Aim of the task =
Determine how many lines of the material hold the string "letter" and reply with only that number.

▼

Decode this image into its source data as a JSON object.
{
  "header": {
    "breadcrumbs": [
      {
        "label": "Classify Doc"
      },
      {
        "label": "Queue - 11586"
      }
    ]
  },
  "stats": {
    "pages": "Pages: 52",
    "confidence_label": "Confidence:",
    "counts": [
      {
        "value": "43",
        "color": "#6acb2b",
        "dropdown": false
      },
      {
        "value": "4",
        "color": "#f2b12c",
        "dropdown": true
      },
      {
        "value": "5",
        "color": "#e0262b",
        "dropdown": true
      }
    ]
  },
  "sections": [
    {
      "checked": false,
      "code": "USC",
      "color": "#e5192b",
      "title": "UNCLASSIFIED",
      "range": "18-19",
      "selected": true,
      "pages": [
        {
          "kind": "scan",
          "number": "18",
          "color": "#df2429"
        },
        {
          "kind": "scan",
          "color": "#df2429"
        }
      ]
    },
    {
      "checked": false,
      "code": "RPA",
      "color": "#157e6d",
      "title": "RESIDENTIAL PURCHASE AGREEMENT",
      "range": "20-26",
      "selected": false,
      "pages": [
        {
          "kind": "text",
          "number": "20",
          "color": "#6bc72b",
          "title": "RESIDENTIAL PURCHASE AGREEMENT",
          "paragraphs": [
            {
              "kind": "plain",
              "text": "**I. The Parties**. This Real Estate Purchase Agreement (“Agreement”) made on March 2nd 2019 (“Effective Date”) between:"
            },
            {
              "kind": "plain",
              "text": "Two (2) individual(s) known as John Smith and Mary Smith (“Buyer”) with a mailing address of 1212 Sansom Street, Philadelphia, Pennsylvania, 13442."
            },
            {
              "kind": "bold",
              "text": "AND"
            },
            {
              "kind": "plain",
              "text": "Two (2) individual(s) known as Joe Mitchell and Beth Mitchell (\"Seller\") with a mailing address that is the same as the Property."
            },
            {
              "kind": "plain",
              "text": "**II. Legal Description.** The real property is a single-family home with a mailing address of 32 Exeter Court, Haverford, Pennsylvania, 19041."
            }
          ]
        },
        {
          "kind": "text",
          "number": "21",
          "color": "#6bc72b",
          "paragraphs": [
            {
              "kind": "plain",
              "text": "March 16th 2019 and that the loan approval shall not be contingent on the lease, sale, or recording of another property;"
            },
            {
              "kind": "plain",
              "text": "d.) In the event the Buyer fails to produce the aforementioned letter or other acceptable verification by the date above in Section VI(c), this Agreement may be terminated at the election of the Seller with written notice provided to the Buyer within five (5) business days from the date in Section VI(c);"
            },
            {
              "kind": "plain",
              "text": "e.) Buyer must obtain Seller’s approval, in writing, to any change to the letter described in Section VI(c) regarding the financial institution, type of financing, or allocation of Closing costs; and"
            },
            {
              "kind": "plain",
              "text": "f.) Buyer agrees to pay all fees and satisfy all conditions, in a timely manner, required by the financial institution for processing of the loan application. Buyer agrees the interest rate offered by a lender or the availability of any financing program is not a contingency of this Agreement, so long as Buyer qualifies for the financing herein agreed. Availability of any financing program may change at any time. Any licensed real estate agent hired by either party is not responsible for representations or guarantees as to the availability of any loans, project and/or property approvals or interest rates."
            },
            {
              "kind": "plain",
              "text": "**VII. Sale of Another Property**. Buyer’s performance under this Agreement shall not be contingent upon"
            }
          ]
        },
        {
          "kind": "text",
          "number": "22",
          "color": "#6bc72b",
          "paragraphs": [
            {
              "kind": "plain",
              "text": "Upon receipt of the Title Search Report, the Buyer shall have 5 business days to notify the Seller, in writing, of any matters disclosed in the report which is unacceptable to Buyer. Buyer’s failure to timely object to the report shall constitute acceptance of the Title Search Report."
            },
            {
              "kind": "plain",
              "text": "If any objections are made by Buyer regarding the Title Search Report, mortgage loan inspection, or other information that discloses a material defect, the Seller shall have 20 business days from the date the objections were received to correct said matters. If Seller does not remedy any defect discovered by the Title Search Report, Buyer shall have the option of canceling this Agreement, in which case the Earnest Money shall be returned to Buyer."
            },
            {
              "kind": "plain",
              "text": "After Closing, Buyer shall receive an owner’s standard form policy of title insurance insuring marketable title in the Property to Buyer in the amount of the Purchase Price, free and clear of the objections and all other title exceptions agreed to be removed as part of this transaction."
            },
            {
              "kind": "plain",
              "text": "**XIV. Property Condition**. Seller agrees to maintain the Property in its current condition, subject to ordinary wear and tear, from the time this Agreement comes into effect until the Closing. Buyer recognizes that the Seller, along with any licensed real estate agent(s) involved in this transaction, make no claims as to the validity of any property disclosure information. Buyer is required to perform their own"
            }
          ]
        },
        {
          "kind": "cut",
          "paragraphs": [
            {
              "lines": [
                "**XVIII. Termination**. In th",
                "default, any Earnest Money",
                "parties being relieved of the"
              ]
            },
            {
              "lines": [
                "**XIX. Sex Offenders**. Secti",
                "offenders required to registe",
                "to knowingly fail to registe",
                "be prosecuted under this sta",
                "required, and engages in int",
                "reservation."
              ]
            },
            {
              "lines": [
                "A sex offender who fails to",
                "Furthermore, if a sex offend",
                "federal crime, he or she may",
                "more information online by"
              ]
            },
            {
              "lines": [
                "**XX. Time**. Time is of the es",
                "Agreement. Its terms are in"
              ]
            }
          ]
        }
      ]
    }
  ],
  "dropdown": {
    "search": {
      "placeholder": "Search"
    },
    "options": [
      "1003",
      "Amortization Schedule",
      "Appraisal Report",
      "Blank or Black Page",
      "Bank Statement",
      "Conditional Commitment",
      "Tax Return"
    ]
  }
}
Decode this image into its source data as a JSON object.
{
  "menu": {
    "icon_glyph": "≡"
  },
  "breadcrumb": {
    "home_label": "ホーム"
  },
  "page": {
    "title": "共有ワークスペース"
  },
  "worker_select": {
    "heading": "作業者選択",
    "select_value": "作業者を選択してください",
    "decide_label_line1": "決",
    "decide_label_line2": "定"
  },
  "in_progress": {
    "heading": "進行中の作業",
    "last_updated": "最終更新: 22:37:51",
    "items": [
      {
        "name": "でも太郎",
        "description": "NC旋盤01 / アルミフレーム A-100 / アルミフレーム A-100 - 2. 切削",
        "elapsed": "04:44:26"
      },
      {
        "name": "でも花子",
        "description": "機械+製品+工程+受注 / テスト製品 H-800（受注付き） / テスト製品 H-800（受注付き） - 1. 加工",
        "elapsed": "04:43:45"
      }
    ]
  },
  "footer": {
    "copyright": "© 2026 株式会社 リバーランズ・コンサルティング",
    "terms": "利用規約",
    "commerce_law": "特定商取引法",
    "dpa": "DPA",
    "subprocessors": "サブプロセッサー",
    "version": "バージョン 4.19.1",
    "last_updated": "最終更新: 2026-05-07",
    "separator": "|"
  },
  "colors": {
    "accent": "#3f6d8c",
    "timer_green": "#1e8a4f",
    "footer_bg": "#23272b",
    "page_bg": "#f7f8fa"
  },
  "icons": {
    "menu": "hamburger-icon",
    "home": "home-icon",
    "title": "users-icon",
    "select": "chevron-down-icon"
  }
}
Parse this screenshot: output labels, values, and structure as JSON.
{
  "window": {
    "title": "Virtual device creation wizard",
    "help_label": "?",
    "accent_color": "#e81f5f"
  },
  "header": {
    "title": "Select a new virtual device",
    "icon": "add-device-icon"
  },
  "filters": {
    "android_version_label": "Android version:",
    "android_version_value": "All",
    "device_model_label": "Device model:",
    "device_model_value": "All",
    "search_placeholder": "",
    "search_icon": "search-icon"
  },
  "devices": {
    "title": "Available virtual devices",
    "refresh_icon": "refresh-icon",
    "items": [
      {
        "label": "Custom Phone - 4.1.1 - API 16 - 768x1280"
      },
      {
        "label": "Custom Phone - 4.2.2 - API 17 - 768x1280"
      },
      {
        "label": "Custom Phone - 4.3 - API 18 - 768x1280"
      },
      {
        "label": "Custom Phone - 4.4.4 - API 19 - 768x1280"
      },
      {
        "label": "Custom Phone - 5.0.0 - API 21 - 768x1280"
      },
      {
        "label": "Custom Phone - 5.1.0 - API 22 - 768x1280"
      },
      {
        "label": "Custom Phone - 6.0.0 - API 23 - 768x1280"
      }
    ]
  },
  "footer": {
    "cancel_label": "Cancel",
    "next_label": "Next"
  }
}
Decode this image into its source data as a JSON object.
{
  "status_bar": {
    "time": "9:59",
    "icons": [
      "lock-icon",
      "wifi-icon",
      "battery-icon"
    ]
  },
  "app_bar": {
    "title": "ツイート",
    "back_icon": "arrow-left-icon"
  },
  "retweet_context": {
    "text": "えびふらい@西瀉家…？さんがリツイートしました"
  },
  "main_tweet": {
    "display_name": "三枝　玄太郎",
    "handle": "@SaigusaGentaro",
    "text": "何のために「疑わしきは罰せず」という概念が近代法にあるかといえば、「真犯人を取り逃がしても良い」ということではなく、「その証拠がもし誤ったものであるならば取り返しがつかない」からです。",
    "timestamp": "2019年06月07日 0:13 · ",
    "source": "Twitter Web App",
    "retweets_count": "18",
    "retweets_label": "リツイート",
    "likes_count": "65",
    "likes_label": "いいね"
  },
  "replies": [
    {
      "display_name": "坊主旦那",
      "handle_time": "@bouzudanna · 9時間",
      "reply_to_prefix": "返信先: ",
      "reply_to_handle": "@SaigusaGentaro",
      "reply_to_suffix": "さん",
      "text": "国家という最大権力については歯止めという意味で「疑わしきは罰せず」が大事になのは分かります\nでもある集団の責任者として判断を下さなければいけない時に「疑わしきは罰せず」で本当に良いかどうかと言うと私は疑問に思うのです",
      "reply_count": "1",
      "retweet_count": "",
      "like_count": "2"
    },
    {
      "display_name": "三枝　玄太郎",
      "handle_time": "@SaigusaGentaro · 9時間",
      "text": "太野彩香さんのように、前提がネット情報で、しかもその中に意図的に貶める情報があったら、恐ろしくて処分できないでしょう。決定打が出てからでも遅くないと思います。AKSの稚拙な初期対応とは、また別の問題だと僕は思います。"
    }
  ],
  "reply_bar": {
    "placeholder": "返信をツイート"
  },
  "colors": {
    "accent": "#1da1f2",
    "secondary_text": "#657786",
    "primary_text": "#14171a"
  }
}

▲

Right answer =
2